_Objective_. Without the images, output each record below as it stands.

—————

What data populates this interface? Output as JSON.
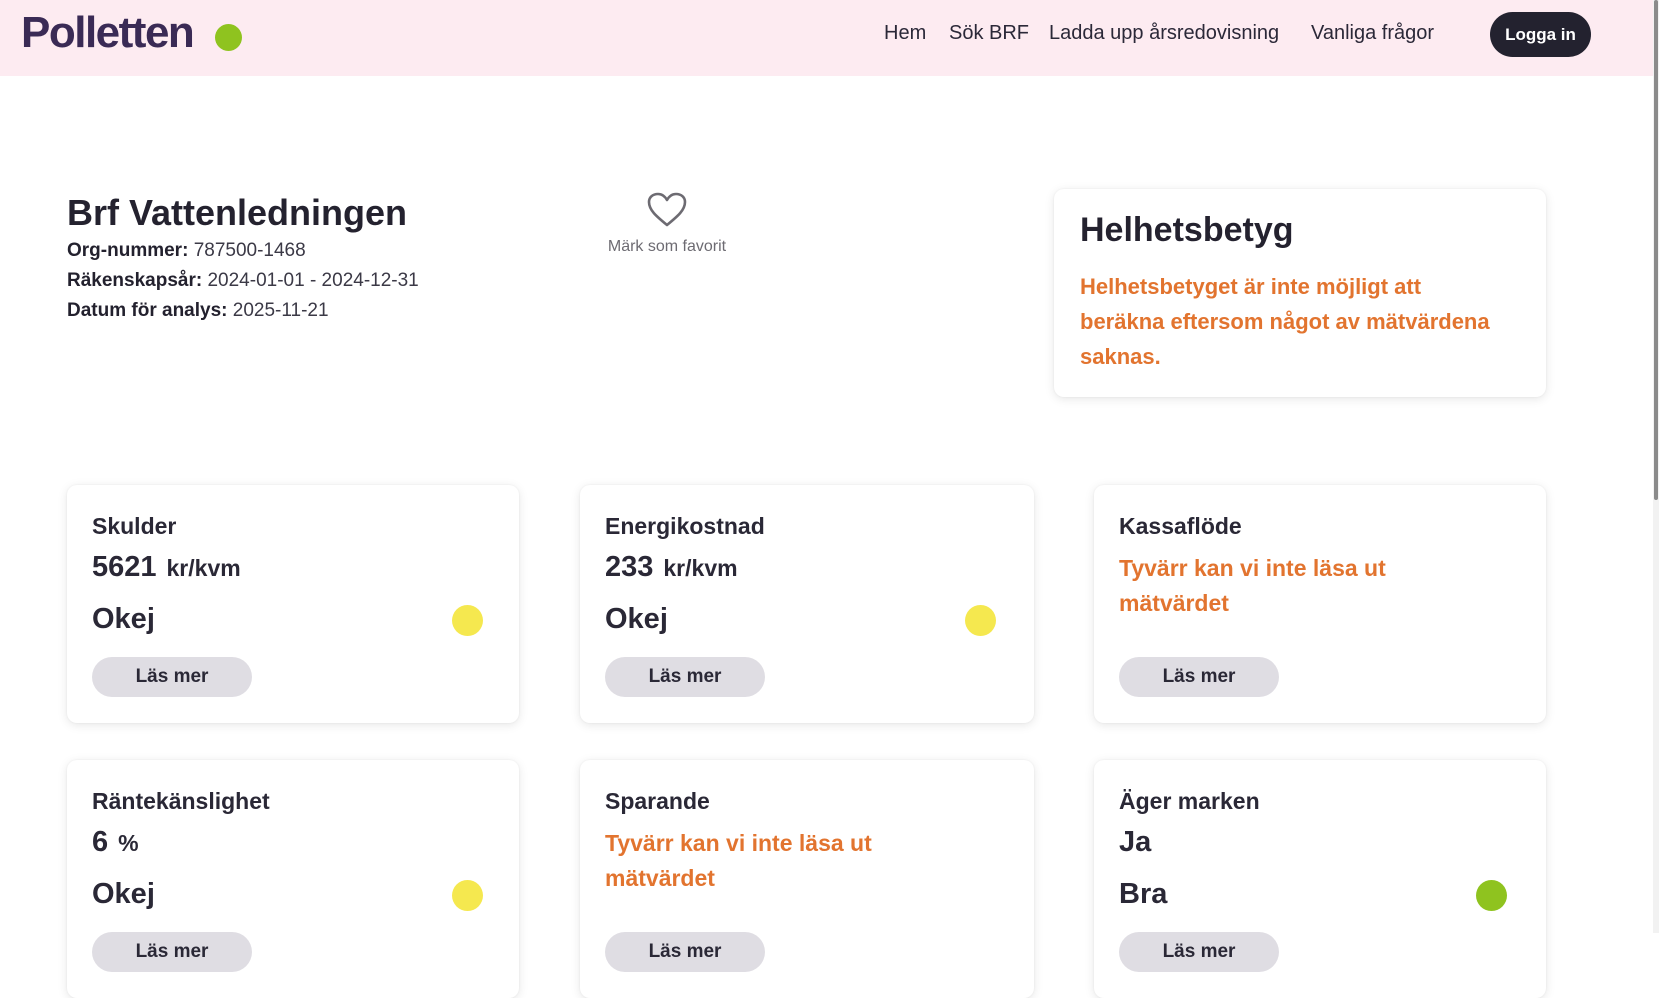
{
  "header": {
    "logo": "Polletten",
    "nav": [
      "Hem",
      "Sök BRF",
      "Ladda upp årsredovisning",
      "Vanliga frågor"
    ],
    "login_label": "Logga in",
    "accent_color": "#8fc31f",
    "background_color": "#fdebf1"
  },
  "org": {
    "name": "Brf Vattenledningen",
    "org_number_label": "Org-nummer:",
    "org_number": "787500-1468",
    "fiscal_year_label": "Räkenskapsår:",
    "fiscal_year": "2024-01-01 - 2024-12-31",
    "analysis_date_label": "Datum för analys:",
    "analysis_date": "2025-11-21",
    "favorite_label": "Märk som favorit",
    "favorite_icon": "heart-outline-icon"
  },
  "overall": {
    "title": "Helhetsbetyg",
    "message": "Helhetsbetyget är inte möjligt att beräkna eftersom något av mätvärdena saknas."
  },
  "metrics": [
    {
      "title": "Skulder",
      "value": "5621",
      "unit": "kr/kvm",
      "rating": "Okej",
      "status_color": "#f5e84f",
      "button": "Läs mer"
    },
    {
      "title": "Energikostnad",
      "value": "233",
      "unit": "kr/kvm",
      "rating": "Okej",
      "status_color": "#f5e84f",
      "button": "Läs mer"
    },
    {
      "title": "Kassaflöde",
      "error": "Tyvärr kan vi inte läsa ut mätvärdet",
      "button": "Läs mer"
    },
    {
      "title": "Räntekänslighet",
      "value": "6",
      "unit": "%",
      "rating": "Okej",
      "status_color": "#f5e84f",
      "button": "Läs mer"
    },
    {
      "title": "Sparande",
      "error": "Tyvärr kan vi inte läsa ut mätvärdet",
      "button": "Läs mer"
    },
    {
      "title": "Äger marken",
      "value": "Ja",
      "unit": "",
      "rating": "Bra",
      "status_color": "#8fc31f",
      "button": "Läs mer"
    }
  ]
}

—————

_Finished answer_.
What data populates this interface? Output as JSON.
{
  "header": {
    "logo": "Polletten",
    "nav": [
      "Hem",
      "Sök BRF",
      "Ladda upp årsredovisning",
      "Vanliga frågor"
    ],
    "login_label": "Logga in",
    "accent_color": "#8fc31f",
    "background_color": "#fdebf1"
  },
  "org": {
    "name": "Brf Vattenledningen",
    "org_number_label": "Org-nummer:",
    "org_number": "787500-1468",
    "fiscal_year_label": "Räkenskapsår:",
    "fiscal_year": "2024-01-01 - 2024-12-31",
    "analysis_date_label": "Datum för analys:",
    "analysis_date": "2025-11-21",
    "favorite_label": "Märk som favorit",
    "favorite_icon": "heart-outline-icon"
  },
  "overall": {
    "title": "Helhetsbetyg",
    "message": "Helhetsbetyget är inte möjligt att beräkna eftersom något av mätvärdena saknas."
  },
  "metrics": [
    {
      "title": "Skulder",
      "value": "5621",
      "unit": "kr/kvm",
      "rating": "Okej",
      "status_color": "#f5e84f",
      "button": "Läs mer"
    },
    {
      "title": "Energikostnad",
      "value": "233",
      "unit": "kr/kvm",
      "rating": "Okej",
      "status_color": "#f5e84f",
      "button": "Läs mer"
    },
    {
      "title": "Kassaflöde",
      "error": "Tyvärr kan vi inte läsa ut mätvärdet",
      "button": "Läs mer"
    },
    {
      "title": "Räntekänslighet",
      "value": "6",
      "unit": "%",
      "rating": "Okej",
      "status_color": "#f5e84f",
      "button": "Läs mer"
    },
    {
      "title": "Sparande",
      "error": "Tyvärr kan vi inte läsa ut mätvärdet",
      "button": "Läs mer"
    },
    {
      "title": "Äger marken",
      "value": "Ja",
      "unit": "",
      "rating": "Bra",
      "status_color": "#8fc31f",
      "button": "Läs mer"
    }
  ]
}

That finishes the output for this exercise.